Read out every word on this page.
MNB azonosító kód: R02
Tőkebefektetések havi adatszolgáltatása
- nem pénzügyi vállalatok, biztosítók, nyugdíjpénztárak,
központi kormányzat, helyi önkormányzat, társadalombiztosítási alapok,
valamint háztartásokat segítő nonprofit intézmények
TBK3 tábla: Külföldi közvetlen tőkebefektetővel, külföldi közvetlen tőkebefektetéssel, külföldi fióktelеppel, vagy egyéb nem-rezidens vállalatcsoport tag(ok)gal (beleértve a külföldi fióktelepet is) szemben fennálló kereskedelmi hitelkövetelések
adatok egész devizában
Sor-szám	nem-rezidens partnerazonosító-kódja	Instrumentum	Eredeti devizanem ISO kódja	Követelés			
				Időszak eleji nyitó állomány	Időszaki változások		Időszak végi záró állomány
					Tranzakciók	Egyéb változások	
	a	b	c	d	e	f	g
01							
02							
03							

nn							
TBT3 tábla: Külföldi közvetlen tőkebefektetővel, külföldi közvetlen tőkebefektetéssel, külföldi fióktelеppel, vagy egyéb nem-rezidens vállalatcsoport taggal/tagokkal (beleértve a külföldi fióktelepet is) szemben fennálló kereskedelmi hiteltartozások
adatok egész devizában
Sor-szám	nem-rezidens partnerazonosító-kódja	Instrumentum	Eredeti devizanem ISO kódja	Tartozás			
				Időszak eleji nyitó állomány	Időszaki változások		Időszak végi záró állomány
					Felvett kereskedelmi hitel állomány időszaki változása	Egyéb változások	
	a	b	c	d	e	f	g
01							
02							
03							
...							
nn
========================================
▸ **What to produce**
Every entry must be output again, exactly as written above.

▸ **Solution to this exercise**
Read out every word on this page.
MNB azonosító kód: R02
Tőkebefektetések havi adatszolgáltatása
- nem pénzügyi vállalatok, biztosítók, nyugdíjpénztárak,
központi kormányzat, helyi önkormányzat, társadalombiztosítási alapok,
valamint háztartásokat segítő nonprofit intézmények
TBK3 tábla: Külföldi közvetlen tőkebefektetővel, külföldi közvetlen tőkebefektetéssel, külföldi fióktelеppel, vagy egyéb nem-rezidens vállalatcsoport tag(ok)gal (beleértve a külföldi fióktelepet is) szemben fennálló kereskedelmi hitelkövetelések
adatok egész devizában
Sor-szám	nem-rezidens partnerazonosító-kódja	Instrumentum	Eredeti devizanem ISO kódja	Követelés			
				Időszak eleji nyitó állomány	Időszaki változások		Időszak végi záró állomány
					Tranzakciók	Egyéb változások	
	a	b	c	d	e	f	g
01							
02							
03							

nn							
TBT3 tábla: Külföldi közvetlen tőkebefektetővel, külföldi közvetlen tőkebefektetéssel, külföldi fióktelеppel, vagy egyéb nem-rezidens vállalatcsoport taggal/tagokkal (beleértve a külföldi fióktelepet is) szemben fennálló kereskedelmi hiteltartozások
adatok egész devizában
Sor-szám	nem-rezidens partnerazonosító-kódja	Instrumentum	Eredeti devizanem ISO kódja	Tartozás			
				Időszak eleji nyitó állomány	Időszaki változások		Időszak végi záró állomány
					Felvett kereskedelmi hitel állomány időszaki változása	Egyéb változások	
	a	b	c	d	e	f	g
01							
02							
03							
...							
nn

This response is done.